*Structured figure records:*
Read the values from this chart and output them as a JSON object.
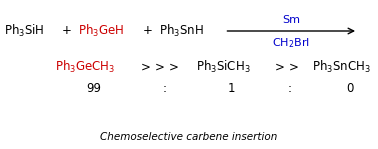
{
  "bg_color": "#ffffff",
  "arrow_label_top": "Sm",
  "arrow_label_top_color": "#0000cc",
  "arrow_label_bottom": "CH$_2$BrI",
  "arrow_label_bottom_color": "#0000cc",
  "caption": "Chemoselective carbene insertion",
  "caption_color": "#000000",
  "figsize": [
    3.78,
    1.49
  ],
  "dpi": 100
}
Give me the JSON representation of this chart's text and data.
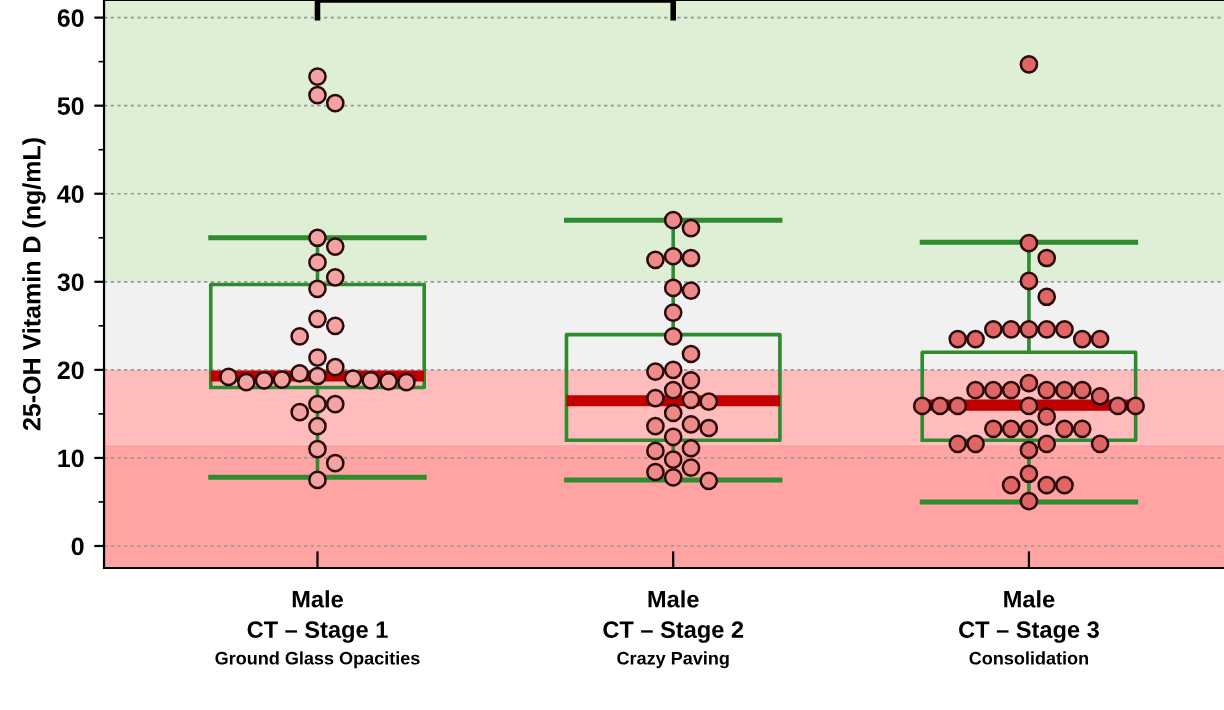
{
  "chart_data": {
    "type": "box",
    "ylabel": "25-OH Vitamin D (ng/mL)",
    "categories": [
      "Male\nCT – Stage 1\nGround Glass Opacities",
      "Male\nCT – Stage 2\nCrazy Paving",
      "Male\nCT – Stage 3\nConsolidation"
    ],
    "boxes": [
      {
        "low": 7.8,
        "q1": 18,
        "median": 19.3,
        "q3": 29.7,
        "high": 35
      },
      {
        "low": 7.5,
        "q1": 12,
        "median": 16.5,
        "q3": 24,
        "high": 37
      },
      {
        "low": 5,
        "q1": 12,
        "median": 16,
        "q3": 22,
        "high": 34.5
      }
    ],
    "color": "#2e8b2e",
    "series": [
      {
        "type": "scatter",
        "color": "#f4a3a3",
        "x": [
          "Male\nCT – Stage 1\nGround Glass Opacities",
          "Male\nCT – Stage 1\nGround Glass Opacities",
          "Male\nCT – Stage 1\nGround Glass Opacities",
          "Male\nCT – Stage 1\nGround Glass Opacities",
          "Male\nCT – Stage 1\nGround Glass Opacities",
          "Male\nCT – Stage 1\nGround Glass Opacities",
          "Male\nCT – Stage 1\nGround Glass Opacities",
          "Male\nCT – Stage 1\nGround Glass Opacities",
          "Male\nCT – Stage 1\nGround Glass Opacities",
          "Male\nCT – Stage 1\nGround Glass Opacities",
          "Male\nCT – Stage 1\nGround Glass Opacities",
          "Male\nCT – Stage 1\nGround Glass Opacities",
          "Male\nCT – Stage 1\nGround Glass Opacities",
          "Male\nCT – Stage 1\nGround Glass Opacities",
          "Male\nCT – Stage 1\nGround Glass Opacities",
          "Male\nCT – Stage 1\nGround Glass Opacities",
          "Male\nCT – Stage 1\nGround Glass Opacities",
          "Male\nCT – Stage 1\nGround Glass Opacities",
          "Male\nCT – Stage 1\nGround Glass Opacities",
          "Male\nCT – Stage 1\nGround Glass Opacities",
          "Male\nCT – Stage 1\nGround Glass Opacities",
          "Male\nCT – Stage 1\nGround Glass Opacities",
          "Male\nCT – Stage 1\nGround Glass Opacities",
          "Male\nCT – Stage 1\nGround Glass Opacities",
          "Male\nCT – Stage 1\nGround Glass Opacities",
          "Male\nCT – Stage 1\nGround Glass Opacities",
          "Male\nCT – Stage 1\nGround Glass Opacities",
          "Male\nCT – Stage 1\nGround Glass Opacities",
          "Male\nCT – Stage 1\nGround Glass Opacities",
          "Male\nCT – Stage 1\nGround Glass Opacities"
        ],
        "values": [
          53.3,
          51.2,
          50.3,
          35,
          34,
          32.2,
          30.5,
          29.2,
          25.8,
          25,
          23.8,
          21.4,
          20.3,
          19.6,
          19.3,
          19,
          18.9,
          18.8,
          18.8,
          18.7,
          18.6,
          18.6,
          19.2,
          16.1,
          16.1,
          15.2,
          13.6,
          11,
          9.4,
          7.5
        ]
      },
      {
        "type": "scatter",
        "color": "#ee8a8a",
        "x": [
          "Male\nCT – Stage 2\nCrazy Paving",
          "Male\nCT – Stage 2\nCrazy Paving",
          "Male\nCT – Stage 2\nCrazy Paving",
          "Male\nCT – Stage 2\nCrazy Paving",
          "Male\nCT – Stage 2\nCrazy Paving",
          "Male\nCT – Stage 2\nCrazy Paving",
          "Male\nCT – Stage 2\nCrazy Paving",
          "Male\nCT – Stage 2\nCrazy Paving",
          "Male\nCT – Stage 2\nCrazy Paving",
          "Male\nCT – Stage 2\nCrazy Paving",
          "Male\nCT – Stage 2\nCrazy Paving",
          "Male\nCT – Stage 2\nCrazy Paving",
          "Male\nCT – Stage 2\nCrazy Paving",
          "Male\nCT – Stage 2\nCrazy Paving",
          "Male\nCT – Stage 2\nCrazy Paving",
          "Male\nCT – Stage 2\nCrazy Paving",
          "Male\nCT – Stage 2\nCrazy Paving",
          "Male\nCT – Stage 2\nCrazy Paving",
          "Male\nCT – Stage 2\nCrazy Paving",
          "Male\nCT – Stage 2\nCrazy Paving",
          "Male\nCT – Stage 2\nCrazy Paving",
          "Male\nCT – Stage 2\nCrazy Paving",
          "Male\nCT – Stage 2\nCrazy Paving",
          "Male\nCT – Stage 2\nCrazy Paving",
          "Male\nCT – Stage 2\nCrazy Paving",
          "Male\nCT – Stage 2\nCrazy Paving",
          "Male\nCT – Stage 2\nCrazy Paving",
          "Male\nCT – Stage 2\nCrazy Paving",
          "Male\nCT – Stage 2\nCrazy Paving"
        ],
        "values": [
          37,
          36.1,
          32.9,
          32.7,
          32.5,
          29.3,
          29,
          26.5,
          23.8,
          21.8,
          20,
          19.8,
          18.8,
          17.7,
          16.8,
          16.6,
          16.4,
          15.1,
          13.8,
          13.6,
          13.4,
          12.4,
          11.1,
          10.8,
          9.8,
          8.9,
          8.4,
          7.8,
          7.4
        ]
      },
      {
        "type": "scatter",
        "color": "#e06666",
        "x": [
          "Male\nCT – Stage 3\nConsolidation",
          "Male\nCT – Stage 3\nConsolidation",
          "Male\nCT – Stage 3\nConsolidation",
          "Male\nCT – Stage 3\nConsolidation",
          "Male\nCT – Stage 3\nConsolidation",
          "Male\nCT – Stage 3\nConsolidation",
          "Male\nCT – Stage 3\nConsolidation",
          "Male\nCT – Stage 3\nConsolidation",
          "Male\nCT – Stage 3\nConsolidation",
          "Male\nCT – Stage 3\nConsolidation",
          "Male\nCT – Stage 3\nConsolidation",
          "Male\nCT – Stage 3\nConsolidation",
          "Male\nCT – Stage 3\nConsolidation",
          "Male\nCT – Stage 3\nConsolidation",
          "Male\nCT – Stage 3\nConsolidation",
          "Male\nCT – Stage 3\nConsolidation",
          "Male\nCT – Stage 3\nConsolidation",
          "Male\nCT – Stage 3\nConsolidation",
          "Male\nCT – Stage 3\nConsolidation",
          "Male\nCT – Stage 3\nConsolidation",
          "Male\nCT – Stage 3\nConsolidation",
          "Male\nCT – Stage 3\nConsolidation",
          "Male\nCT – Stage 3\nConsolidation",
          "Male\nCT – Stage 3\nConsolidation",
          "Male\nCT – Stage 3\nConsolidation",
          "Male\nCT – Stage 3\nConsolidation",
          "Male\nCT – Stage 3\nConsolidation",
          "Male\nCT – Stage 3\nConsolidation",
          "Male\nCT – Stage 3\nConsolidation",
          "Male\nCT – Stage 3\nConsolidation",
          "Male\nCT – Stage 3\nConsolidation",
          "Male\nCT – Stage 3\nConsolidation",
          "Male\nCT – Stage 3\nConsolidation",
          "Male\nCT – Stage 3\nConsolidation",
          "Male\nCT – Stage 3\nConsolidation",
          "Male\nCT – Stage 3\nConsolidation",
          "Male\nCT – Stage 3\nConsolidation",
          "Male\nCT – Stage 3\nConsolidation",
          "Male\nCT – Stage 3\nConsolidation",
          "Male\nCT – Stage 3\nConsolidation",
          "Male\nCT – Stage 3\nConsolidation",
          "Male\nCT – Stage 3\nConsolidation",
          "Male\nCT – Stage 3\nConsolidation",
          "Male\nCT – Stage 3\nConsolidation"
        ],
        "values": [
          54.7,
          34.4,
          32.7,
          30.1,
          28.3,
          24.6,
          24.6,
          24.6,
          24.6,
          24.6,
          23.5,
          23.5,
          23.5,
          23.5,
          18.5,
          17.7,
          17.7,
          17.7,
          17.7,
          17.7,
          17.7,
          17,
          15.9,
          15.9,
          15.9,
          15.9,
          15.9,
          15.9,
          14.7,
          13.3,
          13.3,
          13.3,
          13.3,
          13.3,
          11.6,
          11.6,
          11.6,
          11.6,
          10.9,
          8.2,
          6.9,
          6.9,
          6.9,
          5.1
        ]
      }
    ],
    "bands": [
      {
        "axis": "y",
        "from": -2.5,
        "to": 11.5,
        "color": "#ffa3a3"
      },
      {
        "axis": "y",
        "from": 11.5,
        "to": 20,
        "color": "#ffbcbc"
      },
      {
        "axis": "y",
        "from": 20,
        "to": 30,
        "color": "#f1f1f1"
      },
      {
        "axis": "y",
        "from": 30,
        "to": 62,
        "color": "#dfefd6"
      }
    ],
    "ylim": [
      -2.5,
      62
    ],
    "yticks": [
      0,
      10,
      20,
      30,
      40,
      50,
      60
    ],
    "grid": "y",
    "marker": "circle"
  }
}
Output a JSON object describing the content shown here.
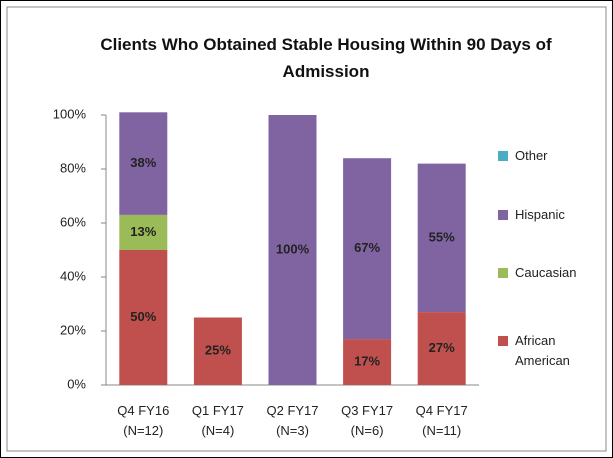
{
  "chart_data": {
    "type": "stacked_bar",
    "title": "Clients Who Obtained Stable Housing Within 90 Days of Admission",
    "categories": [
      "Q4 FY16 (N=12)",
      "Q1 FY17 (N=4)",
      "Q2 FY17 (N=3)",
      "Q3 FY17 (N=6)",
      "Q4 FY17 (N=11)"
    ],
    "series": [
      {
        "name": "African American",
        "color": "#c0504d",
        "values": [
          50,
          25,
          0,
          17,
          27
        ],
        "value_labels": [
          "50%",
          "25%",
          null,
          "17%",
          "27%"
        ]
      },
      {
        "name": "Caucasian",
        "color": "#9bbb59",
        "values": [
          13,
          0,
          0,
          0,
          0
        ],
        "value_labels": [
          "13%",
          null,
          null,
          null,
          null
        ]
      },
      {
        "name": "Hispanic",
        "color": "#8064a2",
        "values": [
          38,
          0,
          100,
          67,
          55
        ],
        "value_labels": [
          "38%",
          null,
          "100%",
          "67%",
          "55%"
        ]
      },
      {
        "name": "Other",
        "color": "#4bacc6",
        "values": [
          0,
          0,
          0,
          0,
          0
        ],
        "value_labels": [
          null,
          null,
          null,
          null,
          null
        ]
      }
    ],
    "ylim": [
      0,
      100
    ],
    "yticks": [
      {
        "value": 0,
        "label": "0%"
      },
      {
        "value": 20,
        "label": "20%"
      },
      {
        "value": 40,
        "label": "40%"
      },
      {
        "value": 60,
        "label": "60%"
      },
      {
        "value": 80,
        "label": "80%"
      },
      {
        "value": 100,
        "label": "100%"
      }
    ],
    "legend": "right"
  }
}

*Set exercise:* List each line in the listing that contains the string "name".

*Answer below:*
        "name": "African American",
        "name": "Caucasian",
        "name": "Hispanic",
        "name": "Other",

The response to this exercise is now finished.